WHAT IS ASKED =
Output the data below in full, byte for byte. Nothing may differ.

THE DATA =
......
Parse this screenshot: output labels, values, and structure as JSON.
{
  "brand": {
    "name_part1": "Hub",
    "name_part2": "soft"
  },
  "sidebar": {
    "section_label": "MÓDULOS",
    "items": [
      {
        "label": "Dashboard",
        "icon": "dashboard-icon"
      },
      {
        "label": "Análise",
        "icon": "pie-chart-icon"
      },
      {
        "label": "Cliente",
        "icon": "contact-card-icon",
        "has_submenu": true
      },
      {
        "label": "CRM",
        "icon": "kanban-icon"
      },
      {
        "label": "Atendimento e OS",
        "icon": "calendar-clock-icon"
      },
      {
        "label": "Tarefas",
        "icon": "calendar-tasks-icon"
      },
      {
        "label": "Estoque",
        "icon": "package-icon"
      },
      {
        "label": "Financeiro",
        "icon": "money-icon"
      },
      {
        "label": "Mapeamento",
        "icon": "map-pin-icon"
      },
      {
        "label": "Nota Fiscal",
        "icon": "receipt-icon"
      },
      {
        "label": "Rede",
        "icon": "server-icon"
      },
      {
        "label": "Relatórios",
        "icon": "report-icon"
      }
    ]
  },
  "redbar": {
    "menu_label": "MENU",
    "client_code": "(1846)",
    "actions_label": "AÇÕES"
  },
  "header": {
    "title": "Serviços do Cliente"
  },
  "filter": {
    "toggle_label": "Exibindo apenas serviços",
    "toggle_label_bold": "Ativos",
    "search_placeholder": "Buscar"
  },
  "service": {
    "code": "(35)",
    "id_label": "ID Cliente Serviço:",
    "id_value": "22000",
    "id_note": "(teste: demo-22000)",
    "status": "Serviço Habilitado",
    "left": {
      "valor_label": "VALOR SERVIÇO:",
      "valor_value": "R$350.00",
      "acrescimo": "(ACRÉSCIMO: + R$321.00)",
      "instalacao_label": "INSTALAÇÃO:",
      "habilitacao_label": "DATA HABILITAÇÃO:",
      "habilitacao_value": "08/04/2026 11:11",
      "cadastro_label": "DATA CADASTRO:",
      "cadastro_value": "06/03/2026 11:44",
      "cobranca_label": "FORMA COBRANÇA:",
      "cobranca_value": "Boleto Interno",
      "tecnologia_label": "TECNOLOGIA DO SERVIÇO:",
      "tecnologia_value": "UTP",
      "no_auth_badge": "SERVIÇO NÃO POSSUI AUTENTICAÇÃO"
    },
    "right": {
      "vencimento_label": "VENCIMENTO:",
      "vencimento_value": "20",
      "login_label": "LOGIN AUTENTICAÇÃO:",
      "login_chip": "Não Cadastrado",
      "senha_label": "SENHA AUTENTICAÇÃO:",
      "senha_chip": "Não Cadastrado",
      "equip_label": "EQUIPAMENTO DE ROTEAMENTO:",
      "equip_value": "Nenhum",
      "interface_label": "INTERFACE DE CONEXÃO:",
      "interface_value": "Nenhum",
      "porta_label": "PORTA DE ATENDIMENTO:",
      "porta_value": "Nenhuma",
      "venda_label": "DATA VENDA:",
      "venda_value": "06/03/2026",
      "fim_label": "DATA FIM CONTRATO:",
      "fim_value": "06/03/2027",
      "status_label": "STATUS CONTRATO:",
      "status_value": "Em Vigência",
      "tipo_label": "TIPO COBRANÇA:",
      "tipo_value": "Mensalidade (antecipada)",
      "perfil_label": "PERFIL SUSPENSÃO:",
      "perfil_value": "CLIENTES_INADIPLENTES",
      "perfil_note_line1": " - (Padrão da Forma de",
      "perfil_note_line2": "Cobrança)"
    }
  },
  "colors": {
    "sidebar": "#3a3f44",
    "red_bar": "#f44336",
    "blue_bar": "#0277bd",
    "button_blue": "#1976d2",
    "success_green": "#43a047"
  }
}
......
WORKED ANSWER =
Parse this screenshot: output labels, values, and structure as JSON.
{
  "brand": {
    "name_part1": "Hub",
    "name_part2": "soft"
  },
  "sidebar": {
    "section_label": "MÓDULOS",
    "items": [
      {
        "label": "Dashboard",
        "icon": "dashboard-icon"
      },
      {
        "label": "Análise",
        "icon": "pie-chart-icon"
      },
      {
        "label": "Cliente",
        "icon": "contact-card-icon",
        "has_submenu": true
      },
      {
        "label": "CRM",
        "icon": "kanban-icon"
      },
      {
        "label": "Atendimento e OS",
        "icon": "calendar-clock-icon"
      },
      {
        "label": "Tarefas",
        "icon": "calendar-tasks-icon"
      },
      {
        "label": "Estoque",
        "icon": "package-icon"
      },
      {
        "label": "Financeiro",
        "icon": "money-icon"
      },
      {
        "label": "Mapeamento",
        "icon": "map-pin-icon"
      },
      {
        "label": "Nota Fiscal",
        "icon": "receipt-icon"
      },
      {
        "label": "Rede",
        "icon": "server-icon"
      },
      {
        "label": "Relatórios",
        "icon": "report-icon"
      }
    ]
  },
  "redbar": {
    "menu_label": "MENU",
    "client_code": "(1846)",
    "actions_label": "AÇÕES"
  },
  "header": {
    "title": "Serviços do Cliente"
  },
  "filter": {
    "toggle_label": "Exibindo apenas serviços",
    "toggle_label_bold": "Ativos",
    "search_placeholder": "Buscar"
  },
  "service": {
    "code": "(35)",
    "id_label": "ID Cliente Serviço:",
    "id_value": "22000",
    "id_note": "(teste: demo-22000)",
    "status": "Serviço Habilitado",
    "left": {
      "valor_label": "VALOR SERVIÇO:",
      "valor_value": "R$350.00",
      "acrescimo": "(ACRÉSCIMO: + R$321.00)",
      "instalacao_label": "INSTALAÇÃO:",
      "habilitacao_label": "DATA HABILITAÇÃO:",
      "habilitacao_value": "08/04/2026 11:11",
      "cadastro_label": "DATA CADASTRO:",
      "cadastro_value": "06/03/2026 11:44",
      "cobranca_label": "FORMA COBRANÇA:",
      "cobranca_value": "Boleto Interno",
      "tecnologia_label": "TECNOLOGIA DO SERVIÇO:",
      "tecnologia_value": "UTP",
      "no_auth_badge": "SERVIÇO NÃO POSSUI AUTENTICAÇÃO"
    },
    "right": {
      "vencimento_label": "VENCIMENTO:",
      "vencimento_value": "20",
      "login_label": "LOGIN AUTENTICAÇÃO:",
      "login_chip": "Não Cadastrado",
      "senha_label": "SENHA AUTENTICAÇÃO:",
      "senha_chip": "Não Cadastrado",
      "equip_label": "EQUIPAMENTO DE ROTEAMENTO:",
      "equip_value": "Nenhum",
      "interface_label": "INTERFACE DE CONEXÃO:",
      "interface_value": "Nenhum",
      "porta_label": "PORTA DE ATENDIMENTO:",
      "porta_value": "Nenhuma",
      "venda_label": "DATA VENDA:",
      "venda_value": "06/03/2026",
      "fim_label": "DATA FIM CONTRATO:",
      "fim_value": "06/03/2027",
      "status_label": "STATUS CONTRATO:",
      "status_value": "Em Vigência",
      "tipo_label": "TIPO COBRANÇA:",
      "tipo_value": "Mensalidade (antecipada)",
      "perfil_label": "PERFIL SUSPENSÃO:",
      "perfil_value": "CLIENTES_INADIPLENTES",
      "perfil_note_line1": " - (Padrão da Forma de",
      "perfil_note_line2": "Cobrança)"
    }
  },
  "colors": {
    "sidebar": "#3a3f44",
    "red_bar": "#f44336",
    "blue_bar": "#0277bd",
    "button_blue": "#1976d2",
    "success_green": "#43a047"
  }
}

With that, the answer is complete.